[Task directions]
How many lines in the records below hold the string "best"? Answer with the number alone.

[Extracted information]

* * *

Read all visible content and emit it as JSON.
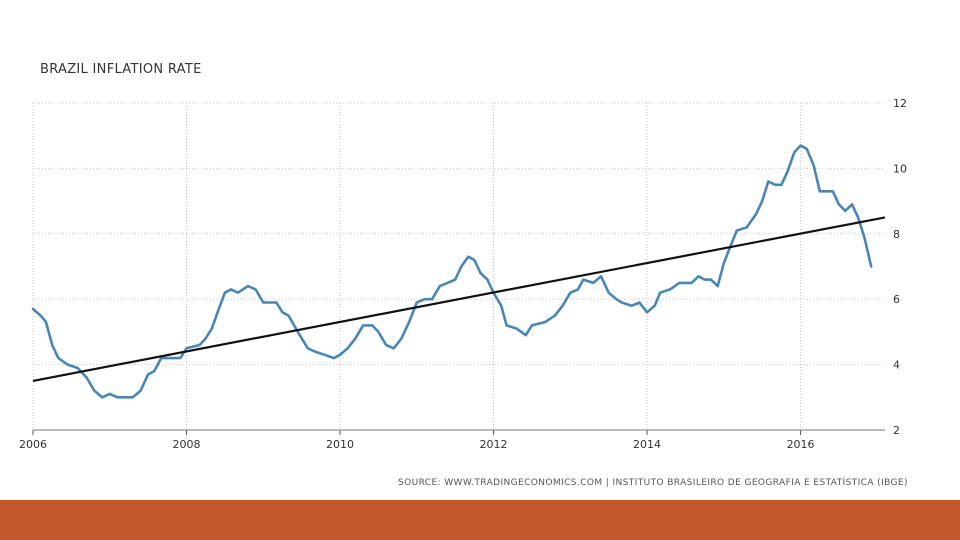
{
  "colors": {
    "series": "#4a86b5",
    "trendline": "#111111",
    "grid": "#c8c8c8",
    "bottom_band": "#c0582b"
  },
  "source_text": "SOURCE: WWW.TRADINGECONOMICS.COM | INSTITUTO BRASILEIRO DE GEOGRAFIA E ESTATÍSTICA (IBGE)",
  "chart_data": {
    "type": "line",
    "title": "BRAZIL INFLATION RATE",
    "xlabel": "",
    "ylabel": "",
    "xlim": [
      2006,
      2017.1
    ],
    "ylim": [
      2,
      12
    ],
    "x_ticks": [
      "2006",
      "2008",
      "2010",
      "2012",
      "2014",
      "2016"
    ],
    "y_ticks": [
      "2",
      "4",
      "6",
      "8",
      "10",
      "12"
    ],
    "y_axis_side": "right",
    "grid": true,
    "series": [
      {
        "type": "line",
        "points": [
          [
            2006.0,
            5.7
          ],
          [
            2006.1,
            5.5
          ],
          [
            2006.17,
            5.3
          ],
          [
            2006.25,
            4.6
          ],
          [
            2006.33,
            4.2
          ],
          [
            2006.45,
            4.0
          ],
          [
            2006.58,
            3.9
          ],
          [
            2006.7,
            3.6
          ],
          [
            2006.8,
            3.2
          ],
          [
            2006.9,
            3.0
          ],
          [
            2007.0,
            3.1
          ],
          [
            2007.1,
            3.0
          ],
          [
            2007.2,
            3.0
          ],
          [
            2007.3,
            3.0
          ],
          [
            2007.4,
            3.2
          ],
          [
            2007.5,
            3.7
          ],
          [
            2007.58,
            3.8
          ],
          [
            2007.67,
            4.2
          ],
          [
            2007.8,
            4.2
          ],
          [
            2007.92,
            4.2
          ],
          [
            2008.0,
            4.5
          ],
          [
            2008.17,
            4.6
          ],
          [
            2008.25,
            4.8
          ],
          [
            2008.33,
            5.1
          ],
          [
            2008.42,
            5.7
          ],
          [
            2008.5,
            6.2
          ],
          [
            2008.58,
            6.3
          ],
          [
            2008.67,
            6.2
          ],
          [
            2008.8,
            6.4
          ],
          [
            2008.9,
            6.3
          ],
          [
            2009.0,
            5.9
          ],
          [
            2009.17,
            5.9
          ],
          [
            2009.25,
            5.6
          ],
          [
            2009.33,
            5.5
          ],
          [
            2009.45,
            5.0
          ],
          [
            2009.58,
            4.5
          ],
          [
            2009.67,
            4.4
          ],
          [
            2009.8,
            4.3
          ],
          [
            2009.92,
            4.2
          ],
          [
            2010.0,
            4.3
          ],
          [
            2010.1,
            4.5
          ],
          [
            2010.2,
            4.8
          ],
          [
            2010.3,
            5.2
          ],
          [
            2010.42,
            5.2
          ],
          [
            2010.5,
            5.0
          ],
          [
            2010.6,
            4.6
          ],
          [
            2010.7,
            4.5
          ],
          [
            2010.8,
            4.8
          ],
          [
            2010.9,
            5.3
          ],
          [
            2011.0,
            5.9
          ],
          [
            2011.1,
            6.0
          ],
          [
            2011.2,
            6.0
          ],
          [
            2011.3,
            6.4
          ],
          [
            2011.4,
            6.5
          ],
          [
            2011.5,
            6.6
          ],
          [
            2011.58,
            7.0
          ],
          [
            2011.67,
            7.3
          ],
          [
            2011.75,
            7.2
          ],
          [
            2011.83,
            6.8
          ],
          [
            2011.92,
            6.6
          ],
          [
            2012.0,
            6.2
          ],
          [
            2012.1,
            5.8
          ],
          [
            2012.17,
            5.2
          ],
          [
            2012.3,
            5.1
          ],
          [
            2012.42,
            4.9
          ],
          [
            2012.5,
            5.2
          ],
          [
            2012.67,
            5.3
          ],
          [
            2012.8,
            5.5
          ],
          [
            2012.9,
            5.8
          ],
          [
            2013.0,
            6.2
          ],
          [
            2013.1,
            6.3
          ],
          [
            2013.17,
            6.6
          ],
          [
            2013.3,
            6.5
          ],
          [
            2013.4,
            6.7
          ],
          [
            2013.5,
            6.2
          ],
          [
            2013.6,
            6.0
          ],
          [
            2013.67,
            5.9
          ],
          [
            2013.8,
            5.8
          ],
          [
            2013.9,
            5.9
          ],
          [
            2014.0,
            5.6
          ],
          [
            2014.1,
            5.8
          ],
          [
            2014.17,
            6.2
          ],
          [
            2014.3,
            6.3
          ],
          [
            2014.42,
            6.5
          ],
          [
            2014.5,
            6.5
          ],
          [
            2014.58,
            6.5
          ],
          [
            2014.67,
            6.7
          ],
          [
            2014.75,
            6.6
          ],
          [
            2014.83,
            6.6
          ],
          [
            2014.92,
            6.4
          ],
          [
            2015.0,
            7.1
          ],
          [
            2015.1,
            7.7
          ],
          [
            2015.17,
            8.1
          ],
          [
            2015.3,
            8.2
          ],
          [
            2015.42,
            8.6
          ],
          [
            2015.5,
            9.0
          ],
          [
            2015.58,
            9.6
          ],
          [
            2015.67,
            9.5
          ],
          [
            2015.75,
            9.5
          ],
          [
            2015.83,
            9.9
          ],
          [
            2015.92,
            10.5
          ],
          [
            2016.0,
            10.7
          ],
          [
            2016.08,
            10.6
          ],
          [
            2016.17,
            10.1
          ],
          [
            2016.25,
            9.3
          ],
          [
            2016.33,
            9.3
          ],
          [
            2016.42,
            9.3
          ],
          [
            2016.5,
            8.9
          ],
          [
            2016.58,
            8.7
          ],
          [
            2016.67,
            8.9
          ],
          [
            2016.75,
            8.5
          ],
          [
            2016.83,
            7.9
          ],
          [
            2016.92,
            7.0
          ]
        ]
      },
      {
        "type": "trendline",
        "points": [
          [
            2006.0,
            3.5
          ],
          [
            2017.1,
            8.5
          ]
        ]
      }
    ]
  }
}
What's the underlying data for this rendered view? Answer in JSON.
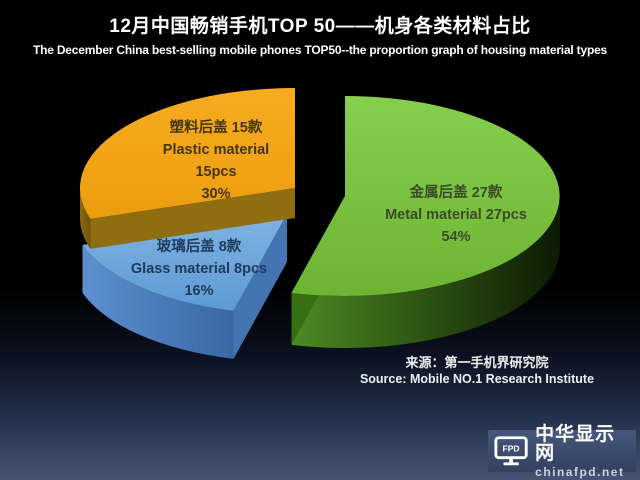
{
  "header": {
    "title": "12月中国畅销手机TOP 50——机身各类材料占比",
    "subtitle": "The December China best-selling mobile phones TOP50--the proportion graph of housing material types"
  },
  "chart_data": {
    "type": "pie",
    "style": "3d-exploded",
    "title": "12月中国畅销手机TOP 50——机身各类材料占比",
    "subtitle": "The December China best-selling mobile phones TOP50--the proportion graph of housing material types",
    "total_models": 50,
    "slices": [
      {
        "id": "metal",
        "label_zh": "金属后盖 27款",
        "label_en": "Metal material 27pcs",
        "count": 27,
        "pct": 54,
        "label_lines": [
          "金属后盖 27款",
          "Metal material 27pcs",
          "54%"
        ],
        "face": [
          "#86CE4E",
          "#6CB431"
        ],
        "wall": [
          "#4E8A22",
          "#0C1A04"
        ],
        "edge": "#377013",
        "label_color": "#3C4A28"
      },
      {
        "id": "glass",
        "label_zh": "玻璃后盖 8款",
        "label_en": "Glass material 8pcs",
        "count": 8,
        "pct": 16,
        "label_lines": [
          "玻璃后盖 8款",
          "Glass material 8pcs",
          "16%"
        ],
        "face": [
          "#7FB3E3",
          "#5E9AD3"
        ],
        "wall": [
          "#5C90CE",
          "#3A67A6"
        ],
        "edge": "#4474B2",
        "label_color": "#1E3A5C"
      },
      {
        "id": "plastic",
        "label_zh": "塑料后盖 15款",
        "label_en": "Plastic material",
        "count": 15,
        "pct": 30,
        "label_lines": [
          "塑料后盖 15款",
          "Plastic material",
          "15pcs",
          "30%"
        ],
        "face": [
          "#F6AC1F",
          "#EC9D0F"
        ],
        "wall": [
          "#8A6A10",
          "#6E530B"
        ],
        "edge": "#8F6E12",
        "label_color": "#44350E"
      }
    ]
  },
  "source": {
    "zh": "来源：第一手机界研究院",
    "en": "Source: Mobile NO.1 Research Institute"
  },
  "watermark": {
    "icon_label": "FPD",
    "site_name": "中华显示网",
    "site_domain": "chinafpd.net"
  }
}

* * *

[Written reply]
2